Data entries
○ ○ ○ ○ ○ ○ ○

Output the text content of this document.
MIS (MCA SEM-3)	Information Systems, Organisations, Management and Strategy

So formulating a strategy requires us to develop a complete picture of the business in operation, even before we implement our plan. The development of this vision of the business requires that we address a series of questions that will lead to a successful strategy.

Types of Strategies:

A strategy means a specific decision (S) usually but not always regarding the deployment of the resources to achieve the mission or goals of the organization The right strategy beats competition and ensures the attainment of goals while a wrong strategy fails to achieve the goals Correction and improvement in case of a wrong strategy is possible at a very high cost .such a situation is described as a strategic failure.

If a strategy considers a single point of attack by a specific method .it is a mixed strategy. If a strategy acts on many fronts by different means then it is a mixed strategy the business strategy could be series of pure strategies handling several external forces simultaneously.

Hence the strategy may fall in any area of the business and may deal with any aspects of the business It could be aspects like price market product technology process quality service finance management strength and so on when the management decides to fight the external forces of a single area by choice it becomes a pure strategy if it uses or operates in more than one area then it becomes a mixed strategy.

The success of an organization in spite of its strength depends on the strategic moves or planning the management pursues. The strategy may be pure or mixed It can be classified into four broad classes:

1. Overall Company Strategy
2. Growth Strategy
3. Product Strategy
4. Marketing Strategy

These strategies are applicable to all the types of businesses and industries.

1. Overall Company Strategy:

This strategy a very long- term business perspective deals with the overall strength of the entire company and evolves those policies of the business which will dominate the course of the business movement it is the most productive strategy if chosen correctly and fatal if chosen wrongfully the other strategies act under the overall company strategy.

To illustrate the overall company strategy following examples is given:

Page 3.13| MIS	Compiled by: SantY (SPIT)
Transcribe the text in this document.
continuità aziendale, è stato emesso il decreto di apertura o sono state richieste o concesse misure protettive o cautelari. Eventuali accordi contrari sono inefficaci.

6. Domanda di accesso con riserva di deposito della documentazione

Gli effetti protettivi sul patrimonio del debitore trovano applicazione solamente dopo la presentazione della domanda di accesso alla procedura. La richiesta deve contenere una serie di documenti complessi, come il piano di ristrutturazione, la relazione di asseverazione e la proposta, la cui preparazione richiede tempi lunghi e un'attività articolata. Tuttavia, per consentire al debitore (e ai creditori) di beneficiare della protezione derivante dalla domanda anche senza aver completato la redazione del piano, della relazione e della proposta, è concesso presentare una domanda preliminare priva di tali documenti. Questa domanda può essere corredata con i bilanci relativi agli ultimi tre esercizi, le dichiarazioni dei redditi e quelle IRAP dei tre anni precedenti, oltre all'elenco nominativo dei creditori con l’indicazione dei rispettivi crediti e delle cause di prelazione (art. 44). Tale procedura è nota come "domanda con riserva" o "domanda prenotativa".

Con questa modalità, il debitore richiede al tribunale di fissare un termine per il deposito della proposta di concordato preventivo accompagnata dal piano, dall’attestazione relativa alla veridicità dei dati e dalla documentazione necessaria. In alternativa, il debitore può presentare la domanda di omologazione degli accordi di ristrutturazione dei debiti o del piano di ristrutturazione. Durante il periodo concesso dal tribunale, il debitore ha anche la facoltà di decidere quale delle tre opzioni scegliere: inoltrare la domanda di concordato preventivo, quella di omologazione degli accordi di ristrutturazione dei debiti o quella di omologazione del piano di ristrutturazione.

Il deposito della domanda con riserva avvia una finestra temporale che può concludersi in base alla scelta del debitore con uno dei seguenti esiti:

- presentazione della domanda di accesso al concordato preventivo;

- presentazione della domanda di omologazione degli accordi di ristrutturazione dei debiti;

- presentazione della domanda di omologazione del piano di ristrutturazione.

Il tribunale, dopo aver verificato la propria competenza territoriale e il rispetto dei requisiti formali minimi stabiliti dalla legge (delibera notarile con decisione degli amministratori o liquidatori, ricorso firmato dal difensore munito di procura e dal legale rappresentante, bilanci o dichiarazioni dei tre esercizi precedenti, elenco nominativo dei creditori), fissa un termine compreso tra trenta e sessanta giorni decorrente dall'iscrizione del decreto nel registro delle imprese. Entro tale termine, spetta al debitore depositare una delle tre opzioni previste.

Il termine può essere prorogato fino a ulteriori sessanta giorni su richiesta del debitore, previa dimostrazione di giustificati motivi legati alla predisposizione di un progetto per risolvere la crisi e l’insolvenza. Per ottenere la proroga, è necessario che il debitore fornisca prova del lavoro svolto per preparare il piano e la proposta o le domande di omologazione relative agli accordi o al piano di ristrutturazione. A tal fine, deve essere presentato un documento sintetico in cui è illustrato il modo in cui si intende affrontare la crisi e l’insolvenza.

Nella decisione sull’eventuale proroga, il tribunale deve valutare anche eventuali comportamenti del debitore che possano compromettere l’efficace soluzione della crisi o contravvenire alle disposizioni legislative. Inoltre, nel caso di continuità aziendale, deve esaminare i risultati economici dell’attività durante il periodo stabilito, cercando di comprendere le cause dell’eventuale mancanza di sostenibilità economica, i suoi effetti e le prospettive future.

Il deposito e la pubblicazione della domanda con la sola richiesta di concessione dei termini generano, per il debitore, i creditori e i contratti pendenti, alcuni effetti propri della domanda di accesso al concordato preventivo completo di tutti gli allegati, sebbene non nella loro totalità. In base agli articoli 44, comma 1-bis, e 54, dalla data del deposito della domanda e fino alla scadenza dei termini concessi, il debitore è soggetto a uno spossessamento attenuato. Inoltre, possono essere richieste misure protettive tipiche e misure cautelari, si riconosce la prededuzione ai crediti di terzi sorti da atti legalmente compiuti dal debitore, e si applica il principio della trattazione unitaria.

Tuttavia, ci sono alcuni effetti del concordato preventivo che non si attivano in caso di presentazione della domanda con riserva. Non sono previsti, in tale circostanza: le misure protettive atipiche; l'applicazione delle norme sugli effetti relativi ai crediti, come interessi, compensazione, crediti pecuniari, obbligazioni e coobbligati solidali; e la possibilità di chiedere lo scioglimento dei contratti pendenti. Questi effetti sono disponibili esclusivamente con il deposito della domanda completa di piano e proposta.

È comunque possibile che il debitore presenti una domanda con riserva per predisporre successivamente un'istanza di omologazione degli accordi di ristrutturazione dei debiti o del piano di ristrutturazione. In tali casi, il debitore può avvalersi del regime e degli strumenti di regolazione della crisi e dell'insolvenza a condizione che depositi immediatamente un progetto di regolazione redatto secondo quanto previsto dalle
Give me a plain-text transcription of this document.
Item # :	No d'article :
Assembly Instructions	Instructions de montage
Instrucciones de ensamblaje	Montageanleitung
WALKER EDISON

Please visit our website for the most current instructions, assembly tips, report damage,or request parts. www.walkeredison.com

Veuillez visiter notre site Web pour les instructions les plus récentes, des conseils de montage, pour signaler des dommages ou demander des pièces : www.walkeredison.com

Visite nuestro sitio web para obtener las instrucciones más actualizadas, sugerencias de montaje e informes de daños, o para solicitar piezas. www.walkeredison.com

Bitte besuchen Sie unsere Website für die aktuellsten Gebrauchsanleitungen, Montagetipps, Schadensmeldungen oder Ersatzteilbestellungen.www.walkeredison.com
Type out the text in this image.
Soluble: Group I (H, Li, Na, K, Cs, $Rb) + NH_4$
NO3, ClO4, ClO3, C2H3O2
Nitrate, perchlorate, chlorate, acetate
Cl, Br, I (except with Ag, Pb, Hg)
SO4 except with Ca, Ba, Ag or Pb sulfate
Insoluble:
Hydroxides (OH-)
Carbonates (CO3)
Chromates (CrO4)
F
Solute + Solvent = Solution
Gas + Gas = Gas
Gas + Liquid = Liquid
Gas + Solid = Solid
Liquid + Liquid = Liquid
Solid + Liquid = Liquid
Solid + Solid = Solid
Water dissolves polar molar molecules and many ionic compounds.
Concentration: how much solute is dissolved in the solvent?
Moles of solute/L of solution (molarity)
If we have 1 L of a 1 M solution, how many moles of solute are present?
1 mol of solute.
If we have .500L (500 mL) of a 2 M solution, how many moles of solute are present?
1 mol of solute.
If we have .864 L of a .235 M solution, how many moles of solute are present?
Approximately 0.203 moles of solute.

○ ○ ○ ○ ○ ○ ○

*SHORT TASK*:
Give back exactly the lines from the line containing "Type out the text in this image." to the end of the entries, and no other lines.

*THE RESPONSE*:
Type out the text in this image.
Soluble: Group I (H, Li, Na, K, Cs, $Rb) + NH_4$
NO3, ClO4, ClO3, C2H3O2
Nitrate, perchlorate, chlorate, acetate
Cl, Br, I (except with Ag, Pb, Hg)
SO4 except with Ca, Ba, Ag or Pb sulfate
Insoluble:
Hydroxides (OH-)
Carbonates (CO3)
Chromates (CrO4)
F
Solute + Solvent = Solution
Gas + Gas = Gas
Gas + Liquid = Liquid
Gas + Solid = Solid
Liquid + Liquid = Liquid
Solid + Liquid = Liquid
Solid + Solid = Solid
Water dissolves polar molar molecules and many ionic compounds.
Concentration: how much solute is dissolved in the solvent?
Moles of solute/L of solution (molarity)
If we have 1 L of a 1 M solution, how many moles of solute are present?
1 mol of solute.
If we have .500L (500 mL) of a 2 M solution, how many moles of solute are present?
1 mol of solute.
If we have .864 L of a .235 M solution, how many moles of solute are present?
Approximately 0.203 moles of solute.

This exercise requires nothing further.